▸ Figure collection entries
..............................

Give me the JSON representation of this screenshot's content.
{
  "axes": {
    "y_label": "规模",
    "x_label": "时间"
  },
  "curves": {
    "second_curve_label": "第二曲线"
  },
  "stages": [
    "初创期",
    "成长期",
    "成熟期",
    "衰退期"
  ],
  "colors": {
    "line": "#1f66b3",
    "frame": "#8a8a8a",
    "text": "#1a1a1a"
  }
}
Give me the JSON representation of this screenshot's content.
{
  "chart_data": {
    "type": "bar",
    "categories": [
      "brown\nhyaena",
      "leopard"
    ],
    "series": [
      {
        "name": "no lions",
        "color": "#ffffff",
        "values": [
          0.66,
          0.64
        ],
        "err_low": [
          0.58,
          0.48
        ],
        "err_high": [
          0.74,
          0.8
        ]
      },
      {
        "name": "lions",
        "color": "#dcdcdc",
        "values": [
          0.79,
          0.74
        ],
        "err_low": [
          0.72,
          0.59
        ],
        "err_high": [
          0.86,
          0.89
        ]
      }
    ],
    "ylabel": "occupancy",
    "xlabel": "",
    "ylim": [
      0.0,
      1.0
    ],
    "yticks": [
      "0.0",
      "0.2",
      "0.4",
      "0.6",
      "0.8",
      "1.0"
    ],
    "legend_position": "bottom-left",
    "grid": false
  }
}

..............................

▸ EXERCISE OBJECTIVE
Exactly as they are written, print the entries again.

▸ WRITTEN RESPONSE
Give me the JSON representation of this screenshot's content.
{
  "axes": {
    "y_label": "规模",
    "x_label": "时间"
  },
  "curves": {
    "second_curve_label": "第二曲线"
  },
  "stages": [
    "初创期",
    "成长期",
    "成熟期",
    "衰退期"
  ],
  "colors": {
    "line": "#1f66b3",
    "frame": "#8a8a8a",
    "text": "#1a1a1a"
  }
}
Give me the JSON representation of this screenshot's content.
{
  "chart_data": {
    "type": "bar",
    "categories": [
      "brown\nhyaena",
      "leopard"
    ],
    "series": [
      {
        "name": "no lions",
        "color": "#ffffff",
        "values": [
          0.66,
          0.64
        ],
        "err_low": [
          0.58,
          0.48
        ],
        "err_high": [
          0.74,
          0.8
        ]
      },
      {
        "name": "lions",
        "color": "#dcdcdc",
        "values": [
          0.79,
          0.74
        ],
        "err_low": [
          0.72,
          0.59
        ],
        "err_high": [
          0.86,
          0.89
        ]
      }
    ],
    "ylabel": "occupancy",
    "xlabel": "",
    "ylim": [
      0.0,
      1.0
    ],
    "yticks": [
      "0.0",
      "0.2",
      "0.4",
      "0.6",
      "0.8",
      "1.0"
    ],
    "legend_position": "bottom-left",
    "grid": false
  }
}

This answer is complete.